[Collected data entries]
--- Start ---
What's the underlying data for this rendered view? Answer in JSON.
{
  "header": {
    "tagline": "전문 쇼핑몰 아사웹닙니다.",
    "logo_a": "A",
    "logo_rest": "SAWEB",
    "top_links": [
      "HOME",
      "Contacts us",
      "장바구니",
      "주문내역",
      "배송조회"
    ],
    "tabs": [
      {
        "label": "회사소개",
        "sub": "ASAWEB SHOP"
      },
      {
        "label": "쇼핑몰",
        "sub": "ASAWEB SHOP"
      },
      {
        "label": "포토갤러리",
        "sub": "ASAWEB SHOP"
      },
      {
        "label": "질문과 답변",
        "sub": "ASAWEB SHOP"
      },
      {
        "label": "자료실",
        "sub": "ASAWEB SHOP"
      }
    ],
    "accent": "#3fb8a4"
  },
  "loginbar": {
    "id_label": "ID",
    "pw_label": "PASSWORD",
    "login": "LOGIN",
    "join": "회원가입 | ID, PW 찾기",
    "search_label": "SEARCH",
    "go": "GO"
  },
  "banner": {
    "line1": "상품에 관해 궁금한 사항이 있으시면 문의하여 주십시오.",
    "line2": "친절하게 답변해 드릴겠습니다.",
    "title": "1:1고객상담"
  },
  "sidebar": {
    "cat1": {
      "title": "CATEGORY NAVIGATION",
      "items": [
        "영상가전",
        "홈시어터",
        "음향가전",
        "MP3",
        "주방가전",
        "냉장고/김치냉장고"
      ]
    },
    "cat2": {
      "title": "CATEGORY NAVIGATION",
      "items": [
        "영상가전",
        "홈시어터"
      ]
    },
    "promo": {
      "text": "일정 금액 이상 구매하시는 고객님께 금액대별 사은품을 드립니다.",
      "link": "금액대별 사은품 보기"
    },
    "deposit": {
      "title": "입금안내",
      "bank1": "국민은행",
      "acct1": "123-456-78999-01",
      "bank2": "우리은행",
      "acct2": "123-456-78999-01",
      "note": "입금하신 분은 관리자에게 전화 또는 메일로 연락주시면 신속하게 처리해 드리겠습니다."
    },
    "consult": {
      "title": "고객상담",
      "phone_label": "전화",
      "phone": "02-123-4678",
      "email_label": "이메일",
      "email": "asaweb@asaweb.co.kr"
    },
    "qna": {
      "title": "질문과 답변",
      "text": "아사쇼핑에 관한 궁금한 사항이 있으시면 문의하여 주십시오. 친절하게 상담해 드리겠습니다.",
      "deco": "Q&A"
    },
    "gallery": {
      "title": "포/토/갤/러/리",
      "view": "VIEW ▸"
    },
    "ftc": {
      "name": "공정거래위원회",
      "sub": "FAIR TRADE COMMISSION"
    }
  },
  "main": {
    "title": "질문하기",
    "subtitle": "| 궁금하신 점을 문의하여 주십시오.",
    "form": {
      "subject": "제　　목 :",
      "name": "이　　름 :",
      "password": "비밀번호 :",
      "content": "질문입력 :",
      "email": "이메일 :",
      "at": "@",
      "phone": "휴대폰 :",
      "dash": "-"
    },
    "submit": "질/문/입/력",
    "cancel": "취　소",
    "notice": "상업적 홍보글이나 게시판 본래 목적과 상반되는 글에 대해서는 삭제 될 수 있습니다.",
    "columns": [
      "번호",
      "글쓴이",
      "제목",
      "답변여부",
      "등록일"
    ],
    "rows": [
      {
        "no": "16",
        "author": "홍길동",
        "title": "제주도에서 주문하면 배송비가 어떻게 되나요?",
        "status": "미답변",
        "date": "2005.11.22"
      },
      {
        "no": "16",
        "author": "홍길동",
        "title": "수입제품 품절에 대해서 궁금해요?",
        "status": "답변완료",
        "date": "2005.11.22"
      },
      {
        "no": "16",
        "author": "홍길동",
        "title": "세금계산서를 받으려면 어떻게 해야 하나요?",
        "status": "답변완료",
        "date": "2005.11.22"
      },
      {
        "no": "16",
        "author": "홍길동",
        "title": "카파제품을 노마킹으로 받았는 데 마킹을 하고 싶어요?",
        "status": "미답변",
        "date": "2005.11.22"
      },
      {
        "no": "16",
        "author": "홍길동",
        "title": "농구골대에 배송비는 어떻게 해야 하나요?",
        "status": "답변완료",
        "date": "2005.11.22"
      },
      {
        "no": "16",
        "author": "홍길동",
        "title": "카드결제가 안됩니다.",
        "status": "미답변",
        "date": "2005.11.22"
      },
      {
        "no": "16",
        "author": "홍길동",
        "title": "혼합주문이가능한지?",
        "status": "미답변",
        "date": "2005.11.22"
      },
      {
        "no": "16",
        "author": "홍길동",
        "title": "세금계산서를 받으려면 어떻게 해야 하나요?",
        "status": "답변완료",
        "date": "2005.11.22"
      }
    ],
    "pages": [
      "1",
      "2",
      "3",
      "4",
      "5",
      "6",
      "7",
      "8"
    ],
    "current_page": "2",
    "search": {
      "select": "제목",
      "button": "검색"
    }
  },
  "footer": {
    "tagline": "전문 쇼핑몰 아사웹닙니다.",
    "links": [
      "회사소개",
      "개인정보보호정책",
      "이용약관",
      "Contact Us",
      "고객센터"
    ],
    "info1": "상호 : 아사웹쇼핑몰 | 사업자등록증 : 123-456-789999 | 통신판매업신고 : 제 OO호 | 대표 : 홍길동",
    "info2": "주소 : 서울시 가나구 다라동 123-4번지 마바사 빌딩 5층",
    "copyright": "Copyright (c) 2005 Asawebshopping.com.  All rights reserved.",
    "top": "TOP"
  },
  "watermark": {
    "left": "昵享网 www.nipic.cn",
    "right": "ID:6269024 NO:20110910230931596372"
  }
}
--- End ---
Write out the records above again, keeping each one identical to the original.

What's the underlying data for this rendered view? Answer in JSON.
{
  "header": {
    "tagline": "전문 쇼핑몰 아사웹닙니다.",
    "logo_a": "A",
    "logo_rest": "SAWEB",
    "top_links": [
      "HOME",
      "Contacts us",
      "장바구니",
      "주문내역",
      "배송조회"
    ],
    "tabs": [
      {
        "label": "회사소개",
        "sub": "ASAWEB SHOP"
      },
      {
        "label": "쇼핑몰",
        "sub": "ASAWEB SHOP"
      },
      {
        "label": "포토갤러리",
        "sub": "ASAWEB SHOP"
      },
      {
        "label": "질문과 답변",
        "sub": "ASAWEB SHOP"
      },
      {
        "label": "자료실",
        "sub": "ASAWEB SHOP"
      }
    ],
    "accent": "#3fb8a4"
  },
  "loginbar": {
    "id_label": "ID",
    "pw_label": "PASSWORD",
    "login": "LOGIN",
    "join": "회원가입 | ID, PW 찾기",
    "search_label": "SEARCH",
    "go": "GO"
  },
  "banner": {
    "line1": "상품에 관해 궁금한 사항이 있으시면 문의하여 주십시오.",
    "line2": "친절하게 답변해 드릴겠습니다.",
    "title": "1:1고객상담"
  },
  "sidebar": {
    "cat1": {
      "title": "CATEGORY NAVIGATION",
      "items": [
        "영상가전",
        "홈시어터",
        "음향가전",
        "MP3",
        "주방가전",
        "냉장고/김치냉장고"
      ]
    },
    "cat2": {
      "title": "CATEGORY NAVIGATION",
      "items": [
        "영상가전",
        "홈시어터"
      ]
    },
    "promo": {
      "text": "일정 금액 이상 구매하시는 고객님께 금액대별 사은품을 드립니다.",
      "link": "금액대별 사은품 보기"
    },
    "deposit": {
      "title": "입금안내",
      "bank1": "국민은행",
      "acct1": "123-456-78999-01",
      "bank2": "우리은행",
      "acct2": "123-456-78999-01",
      "note": "입금하신 분은 관리자에게 전화 또는 메일로 연락주시면 신속하게 처리해 드리겠습니다."
    },
    "consult": {
      "title": "고객상담",
      "phone_label": "전화",
      "phone": "02-123-4678",
      "email_label": "이메일",
      "email": "asaweb@asaweb.co.kr"
    },
    "qna": {
      "title": "질문과 답변",
      "text": "아사쇼핑에 관한 궁금한 사항이 있으시면 문의하여 주십시오. 친절하게 상담해 드리겠습니다.",
      "deco": "Q&A"
    },
    "gallery": {
      "title": "포/토/갤/러/리",
      "view": "VIEW ▸"
    },
    "ftc": {
      "name": "공정거래위원회",
      "sub": "FAIR TRADE COMMISSION"
    }
  },
  "main": {
    "title": "질문하기",
    "subtitle": "| 궁금하신 점을 문의하여 주십시오.",
    "form": {
      "subject": "제　　목 :",
      "name": "이　　름 :",
      "password": "비밀번호 :",
      "content": "질문입력 :",
      "email": "이메일 :",
      "at": "@",
      "phone": "휴대폰 :",
      "dash": "-"
    },
    "submit": "질/문/입/력",
    "cancel": "취　소",
    "notice": "상업적 홍보글이나 게시판 본래 목적과 상반되는 글에 대해서는 삭제 될 수 있습니다.",
    "columns": [
      "번호",
      "글쓴이",
      "제목",
      "답변여부",
      "등록일"
    ],
    "rows": [
      {
        "no": "16",
        "author": "홍길동",
        "title": "제주도에서 주문하면 배송비가 어떻게 되나요?",
        "status": "미답변",
        "date": "2005.11.22"
      },
      {
        "no": "16",
        "author": "홍길동",
        "title": "수입제품 품절에 대해서 궁금해요?",
        "status": "답변완료",
        "date": "2005.11.22"
      },
      {
        "no": "16",
        "author": "홍길동",
        "title": "세금계산서를 받으려면 어떻게 해야 하나요?",
        "status": "답변완료",
        "date": "2005.11.22"
      },
      {
        "no": "16",
        "author": "홍길동",
        "title": "카파제품을 노마킹으로 받았는 데 마킹을 하고 싶어요?",
        "status": "미답변",
        "date": "2005.11.22"
      },
      {
        "no": "16",
        "author": "홍길동",
        "title": "농구골대에 배송비는 어떻게 해야 하나요?",
        "status": "답변완료",
        "date": "2005.11.22"
      },
      {
        "no": "16",
        "author": "홍길동",
        "title": "카드결제가 안됩니다.",
        "status": "미답변",
        "date": "2005.11.22"
      },
      {
        "no": "16",
        "author": "홍길동",
        "title": "혼합주문이가능한지?",
        "status": "미답변",
        "date": "2005.11.22"
      },
      {
        "no": "16",
        "author": "홍길동",
        "title": "세금계산서를 받으려면 어떻게 해야 하나요?",
        "status": "답변완료",
        "date": "2005.11.22"
      }
    ],
    "pages": [
      "1",
      "2",
      "3",
      "4",
      "5",
      "6",
      "7",
      "8"
    ],
    "current_page": "2",
    "search": {
      "select": "제목",
      "button": "검색"
    }
  },
  "footer": {
    "tagline": "전문 쇼핑몰 아사웹닙니다.",
    "links": [
      "회사소개",
      "개인정보보호정책",
      "이용약관",
      "Contact Us",
      "고객센터"
    ],
    "info1": "상호 : 아사웹쇼핑몰 | 사업자등록증 : 123-456-789999 | 통신판매업신고 : 제 OO호 | 대표 : 홍길동",
    "info2": "주소 : 서울시 가나구 다라동 123-4번지 마바사 빌딩 5층",
    "copyright": "Copyright (c) 2005 Asawebshopping.com.  All rights reserved.",
    "top": "TOP"
  },
  "watermark": {
    "left": "昵享网 www.nipic.cn",
    "right": "ID:6269024 NO:20110910230931596372"
  }
}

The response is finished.